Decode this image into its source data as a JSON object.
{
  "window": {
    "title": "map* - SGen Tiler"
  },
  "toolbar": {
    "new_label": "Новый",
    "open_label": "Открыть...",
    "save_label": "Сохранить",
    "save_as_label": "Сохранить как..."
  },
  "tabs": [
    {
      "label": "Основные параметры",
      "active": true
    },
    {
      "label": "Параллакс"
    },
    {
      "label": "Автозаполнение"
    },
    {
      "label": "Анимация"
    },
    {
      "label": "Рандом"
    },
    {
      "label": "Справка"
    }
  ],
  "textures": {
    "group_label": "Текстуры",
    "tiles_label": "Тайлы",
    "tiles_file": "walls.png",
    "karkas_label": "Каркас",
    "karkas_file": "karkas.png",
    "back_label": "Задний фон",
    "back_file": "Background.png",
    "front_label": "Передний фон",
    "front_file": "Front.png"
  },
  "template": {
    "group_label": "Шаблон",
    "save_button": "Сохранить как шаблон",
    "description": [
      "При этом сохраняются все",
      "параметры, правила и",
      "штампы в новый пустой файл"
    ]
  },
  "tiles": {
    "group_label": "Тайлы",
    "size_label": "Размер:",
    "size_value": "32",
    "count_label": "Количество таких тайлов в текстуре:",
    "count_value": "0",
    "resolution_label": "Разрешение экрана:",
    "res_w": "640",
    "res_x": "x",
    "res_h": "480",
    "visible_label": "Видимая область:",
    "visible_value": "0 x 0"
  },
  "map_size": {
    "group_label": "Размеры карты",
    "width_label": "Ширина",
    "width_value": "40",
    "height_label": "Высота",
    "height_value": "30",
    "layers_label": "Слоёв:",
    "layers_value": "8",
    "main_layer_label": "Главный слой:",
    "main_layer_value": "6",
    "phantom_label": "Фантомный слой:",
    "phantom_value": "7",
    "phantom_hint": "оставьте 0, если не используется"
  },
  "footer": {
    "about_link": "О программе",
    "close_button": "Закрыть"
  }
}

● ● ● ● ● ● ●

*Task brief*
Locate each line with the word "слой" and copy it.

*Task result*
    "main_layer_label": "Главный слой:",
    "phantom_label": "Фантомный слой:",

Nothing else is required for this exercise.